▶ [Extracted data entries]
<<<<

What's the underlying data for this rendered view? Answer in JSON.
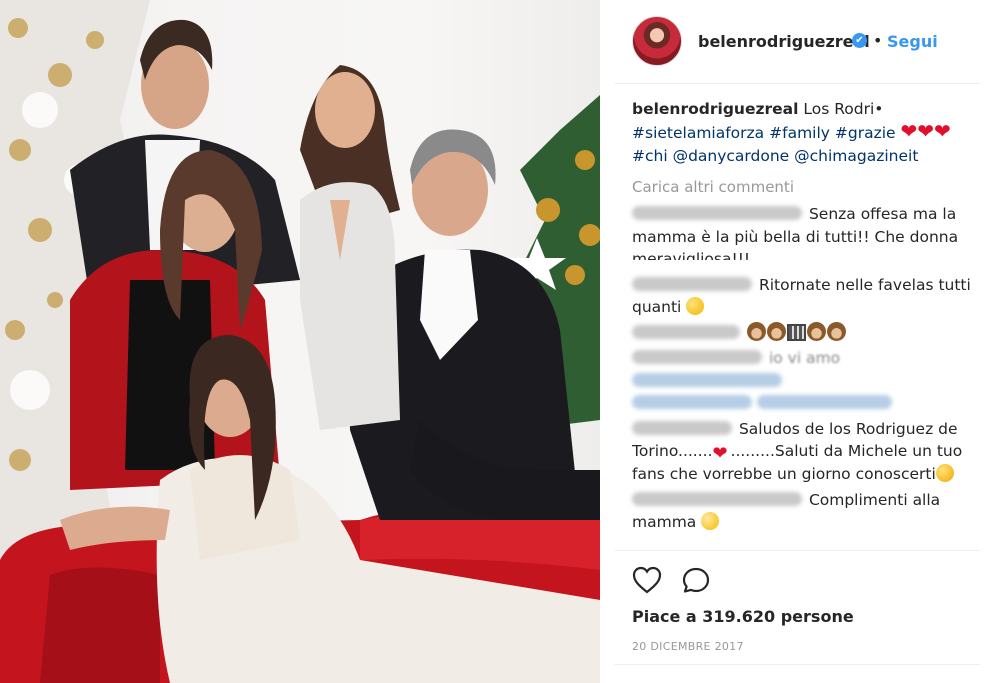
{
  "post": {
    "image_alt": "",
    "header": {
      "username": "belenrodriguezreal",
      "verified_mark": "✔",
      "separator": "•",
      "follow_label": "Segui"
    },
    "caption": {
      "username": "belenrodriguezreal",
      "text": "Los Rodri•",
      "tags_line1": [
        "#sietelamiaforza",
        "#family",
        "#grazie"
      ],
      "tags_line2": [
        "#chi",
        "@danycardone",
        "@chimagazineit"
      ]
    },
    "load_more": "Carica altri commenti",
    "comments": [
      {
        "text_a": "Senza offesa ma la",
        "text_b": "mamma è la più bella di tutti!! Che donna",
        "text_c": "meravigliosa!!!"
      },
      {
        "text_a": "Ritornate nelle favelas tutti",
        "text_b": "quanti"
      },
      {
        "text_a": ""
      },
      {
        "text_a": "io vi amo"
      },
      {
        "text_a": "Saludos de los Rodriguez de",
        "text_b": "Torino.......",
        "text_c": ".........Saluti da Michele un tuo",
        "text_d": "fans  che vorrebbe un giorno conoscerti"
      },
      {
        "text_a": "Complimenti alla",
        "text_b": "mamma"
      }
    ],
    "likes_text": "Piace a 319.620 persone",
    "date": "20 DICEMBRE 2017"
  },
  "icons": {
    "like": "heart-outline-icon",
    "comment": "speech-bubble-icon",
    "verified": "verified-badge-icon"
  },
  "colors": {
    "link": "#003569",
    "follow": "#3897f0",
    "muted": "#999999",
    "text": "#262626",
    "heart": "#e0102c"
  }
}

>>>>

▶ [STATED TASK]
Reproduce the entries above exactly. Do not include the images.

▶ [TASK OUTPUT]
What's the underlying data for this rendered view? Answer in JSON.
{
  "post": {
    "image_alt": "",
    "header": {
      "username": "belenrodriguezreal",
      "verified_mark": "✔",
      "separator": "•",
      "follow_label": "Segui"
    },
    "caption": {
      "username": "belenrodriguezreal",
      "text": "Los Rodri•",
      "tags_line1": [
        "#sietelamiaforza",
        "#family",
        "#grazie"
      ],
      "tags_line2": [
        "#chi",
        "@danycardone",
        "@chimagazineit"
      ]
    },
    "load_more": "Carica altri commenti",
    "comments": [
      {
        "text_a": "Senza offesa ma la",
        "text_b": "mamma è la più bella di tutti!! Che donna",
        "text_c": "meravigliosa!!!"
      },
      {
        "text_a": "Ritornate nelle favelas tutti",
        "text_b": "quanti"
      },
      {
        "text_a": ""
      },
      {
        "text_a": "io vi amo"
      },
      {
        "text_a": "Saludos de los Rodriguez de",
        "text_b": "Torino.......",
        "text_c": ".........Saluti da Michele un tuo",
        "text_d": "fans  che vorrebbe un giorno conoscerti"
      },
      {
        "text_a": "Complimenti alla",
        "text_b": "mamma"
      }
    ],
    "likes_text": "Piace a 319.620 persone",
    "date": "20 DICEMBRE 2017"
  },
  "icons": {
    "like": "heart-outline-icon",
    "comment": "speech-bubble-icon",
    "verified": "verified-badge-icon"
  },
  "colors": {
    "link": "#003569",
    "follow": "#3897f0",
    "muted": "#999999",
    "text": "#262626",
    "heart": "#e0102c"
  }
}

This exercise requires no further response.